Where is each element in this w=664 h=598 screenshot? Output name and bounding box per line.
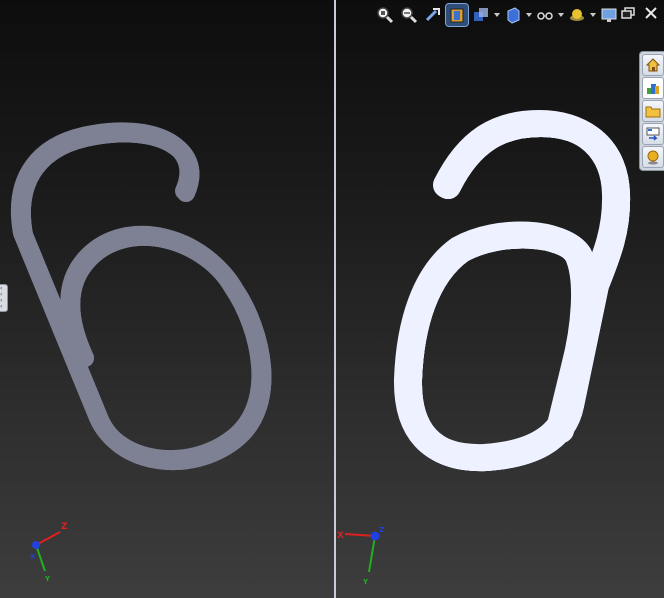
section-view-icon[interactable]: [445, 3, 469, 27]
z-label: Z: [379, 526, 384, 534]
appearances-scenes-icon[interactable]: [642, 146, 664, 168]
heads-up-view-toolbar: [374, 3, 620, 27]
restore-icon[interactable]: [620, 5, 636, 21]
coordinate-triad-right: X Y Z: [337, 526, 384, 586]
design-library-icon[interactable]: [642, 77, 664, 99]
chevron-down-icon[interactable]: [558, 4, 564, 26]
hook-model-right-selected[interactable]: [407, 123, 617, 458]
file-explorer-icon[interactable]: [642, 100, 664, 122]
solidworks-resources-icon[interactable]: [642, 54, 664, 76]
x-label: X: [30, 553, 36, 561]
display-style-icon[interactable]: [502, 4, 524, 26]
chevron-down-icon[interactable]: [494, 4, 500, 26]
zoom-to-area-icon[interactable]: [398, 4, 420, 26]
left-graphics-viewport[interactable]: Z X Y ‹ ‹ ‹ ‹: [0, 0, 334, 598]
y-label: Y: [362, 578, 369, 586]
chevron-down-icon[interactable]: [526, 4, 532, 26]
zoom-to-fit-icon[interactable]: [374, 4, 396, 26]
hide-show-items-icon[interactable]: [534, 4, 556, 26]
z-label: Z: [61, 522, 68, 532]
x-axis-line: [344, 533, 376, 537]
right-model-canvas[interactable]: X Y Z: [336, 0, 664, 598]
chevron-down-icon[interactable]: [590, 4, 596, 26]
y-axis-line: [35, 544, 46, 572]
previous-view-icon[interactable]: [422, 4, 444, 26]
task-pane-tabs: [639, 51, 664, 171]
edit-appearance-icon[interactable]: [566, 4, 588, 26]
view-orientation-icon[interactable]: [470, 4, 492, 26]
apply-scene-icon[interactable]: [598, 4, 620, 26]
right-graphics-viewport[interactable]: X Y Z: [336, 0, 664, 598]
z-axis-dot: [32, 541, 40, 549]
hook-model-left[interactable]: [20, 131, 263, 461]
left-model-canvas[interactable]: Z X Y: [0, 0, 334, 598]
close-icon[interactable]: [643, 5, 659, 21]
y-label: Y: [44, 575, 51, 583]
view-palette-icon[interactable]: [642, 123, 664, 145]
x-axis-line: [35, 531, 61, 546]
coordinate-triad-left: Z X Y: [30, 522, 68, 583]
feature-tree-collapse-handle[interactable]: ‹ ‹ ‹ ‹: [0, 284, 8, 312]
y-axis-line: [368, 535, 376, 573]
x-label: X: [337, 531, 344, 541]
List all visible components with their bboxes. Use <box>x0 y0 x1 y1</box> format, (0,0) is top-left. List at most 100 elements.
※
- [Problem]
Rewrite all the records above, replacing every occurrence of "chevron-down-icon" with "dropdown-arrow-icon" and leaving everything else unchanged. Leave the pictures out of your answer.

- [Output for this task]
Where is each element in this w=664 h=598 screenshot? Output name and bounding box per line.
section-view-icon[interactable]: [445, 3, 469, 27]
z-label: Z: [379, 526, 384, 534]
appearances-scenes-icon[interactable]: [642, 146, 664, 168]
heads-up-view-toolbar: [374, 3, 620, 27]
restore-icon[interactable]: [620, 5, 636, 21]
coordinate-triad-right: X Y Z: [337, 526, 384, 586]
design-library-icon[interactable]: [642, 77, 664, 99]
dropdown-arrow-icon[interactable]: [558, 4, 564, 26]
hook-model-right-selected[interactable]: [407, 123, 617, 458]
file-explorer-icon[interactable]: [642, 100, 664, 122]
solidworks-resources-icon[interactable]: [642, 54, 664, 76]
x-label: X: [30, 553, 36, 561]
display-style-icon[interactable]: [502, 4, 524, 26]
dropdown-arrow-icon[interactable]: [494, 4, 500, 26]
zoom-to-area-icon[interactable]: [398, 4, 420, 26]
left-graphics-viewport[interactable]: Z X Y ‹ ‹ ‹ ‹: [0, 0, 334, 598]
y-label: Y: [362, 578, 369, 586]
dropdown-arrow-icon[interactable]: [526, 4, 532, 26]
zoom-to-fit-icon[interactable]: [374, 4, 396, 26]
hide-show-items-icon[interactable]: [534, 4, 556, 26]
z-label: Z: [61, 522, 68, 532]
x-axis-line: [344, 533, 376, 537]
right-model-canvas[interactable]: X Y Z: [336, 0, 664, 598]
dropdown-arrow-icon[interactable]: [590, 4, 596, 26]
y-axis-line: [35, 544, 46, 572]
previous-view-icon[interactable]: [422, 4, 444, 26]
task-pane-tabs: [639, 51, 664, 171]
edit-appearance-icon[interactable]: [566, 4, 588, 26]
view-orientation-icon[interactable]: [470, 4, 492, 26]
apply-scene-icon[interactable]: [598, 4, 620, 26]
right-graphics-viewport[interactable]: X Y Z: [336, 0, 664, 598]
z-axis-dot: [32, 541, 40, 549]
hook-model-left[interactable]: [20, 131, 263, 461]
left-model-canvas[interactable]: Z X Y: [0, 0, 334, 598]
close-icon[interactable]: [643, 5, 659, 21]
y-label: Y: [44, 575, 51, 583]
view-palette-icon[interactable]: [642, 123, 664, 145]
x-axis-line: [35, 531, 61, 546]
coordinate-triad-left: Z X Y: [30, 522, 68, 583]
feature-tree-collapse-handle[interactable]: ‹ ‹ ‹ ‹: [0, 284, 8, 312]
y-axis-line: [368, 535, 376, 573]
x-label: X: [337, 531, 344, 541]
List all visible components with their bboxes. Use <box>x0 y0 x1 y1</box> format, (0,0) is top-left. List at most 100 elements.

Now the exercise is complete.